From the listing, collect all lines containing the word "image".

***** Dataset records *****

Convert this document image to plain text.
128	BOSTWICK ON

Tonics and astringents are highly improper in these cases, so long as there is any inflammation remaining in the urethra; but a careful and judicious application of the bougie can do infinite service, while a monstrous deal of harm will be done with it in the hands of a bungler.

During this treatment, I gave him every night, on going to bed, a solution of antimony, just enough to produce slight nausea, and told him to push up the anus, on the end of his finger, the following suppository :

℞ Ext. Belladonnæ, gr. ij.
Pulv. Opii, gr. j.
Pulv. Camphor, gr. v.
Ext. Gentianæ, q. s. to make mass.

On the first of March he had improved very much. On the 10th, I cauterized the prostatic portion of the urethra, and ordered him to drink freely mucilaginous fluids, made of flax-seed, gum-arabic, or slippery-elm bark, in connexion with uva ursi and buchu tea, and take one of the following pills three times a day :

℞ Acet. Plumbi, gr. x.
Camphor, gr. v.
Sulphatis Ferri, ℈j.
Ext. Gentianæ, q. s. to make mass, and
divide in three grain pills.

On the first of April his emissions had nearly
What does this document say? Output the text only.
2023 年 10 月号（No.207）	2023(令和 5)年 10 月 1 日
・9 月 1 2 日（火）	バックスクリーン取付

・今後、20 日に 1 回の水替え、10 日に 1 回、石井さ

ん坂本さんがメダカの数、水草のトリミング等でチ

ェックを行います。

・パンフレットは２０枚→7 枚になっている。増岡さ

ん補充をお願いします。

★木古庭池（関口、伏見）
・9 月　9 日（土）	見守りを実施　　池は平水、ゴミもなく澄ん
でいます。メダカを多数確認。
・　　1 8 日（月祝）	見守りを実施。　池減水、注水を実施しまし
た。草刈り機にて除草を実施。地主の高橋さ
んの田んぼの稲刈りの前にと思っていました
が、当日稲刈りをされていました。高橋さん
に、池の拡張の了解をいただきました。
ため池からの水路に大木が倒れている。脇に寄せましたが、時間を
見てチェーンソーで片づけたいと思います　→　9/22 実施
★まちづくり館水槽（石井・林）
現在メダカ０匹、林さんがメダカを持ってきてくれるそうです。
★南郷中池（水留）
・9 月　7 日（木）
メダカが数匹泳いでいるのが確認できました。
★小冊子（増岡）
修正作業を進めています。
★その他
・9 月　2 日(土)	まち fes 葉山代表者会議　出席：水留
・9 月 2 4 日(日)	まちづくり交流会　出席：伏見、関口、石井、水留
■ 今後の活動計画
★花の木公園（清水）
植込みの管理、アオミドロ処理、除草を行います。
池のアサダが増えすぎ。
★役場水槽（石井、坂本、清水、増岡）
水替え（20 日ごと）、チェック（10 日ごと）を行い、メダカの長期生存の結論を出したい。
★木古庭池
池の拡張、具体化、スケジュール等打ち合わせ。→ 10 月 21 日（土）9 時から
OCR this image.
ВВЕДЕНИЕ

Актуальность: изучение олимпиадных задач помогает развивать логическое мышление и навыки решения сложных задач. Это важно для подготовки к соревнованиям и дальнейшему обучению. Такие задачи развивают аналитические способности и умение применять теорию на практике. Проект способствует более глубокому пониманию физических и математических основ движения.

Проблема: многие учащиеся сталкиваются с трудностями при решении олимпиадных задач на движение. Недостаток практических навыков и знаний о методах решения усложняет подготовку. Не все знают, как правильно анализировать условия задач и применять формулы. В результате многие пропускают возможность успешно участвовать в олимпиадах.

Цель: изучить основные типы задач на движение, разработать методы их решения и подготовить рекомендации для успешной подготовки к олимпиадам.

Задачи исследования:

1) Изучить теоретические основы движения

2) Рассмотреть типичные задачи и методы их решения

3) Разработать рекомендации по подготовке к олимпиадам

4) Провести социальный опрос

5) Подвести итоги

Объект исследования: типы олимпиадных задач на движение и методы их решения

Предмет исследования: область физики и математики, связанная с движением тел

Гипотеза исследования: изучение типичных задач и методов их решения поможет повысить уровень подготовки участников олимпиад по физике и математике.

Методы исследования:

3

*****

▶ _Output for this task_:
Convert this document image to plain text.
OCR this image.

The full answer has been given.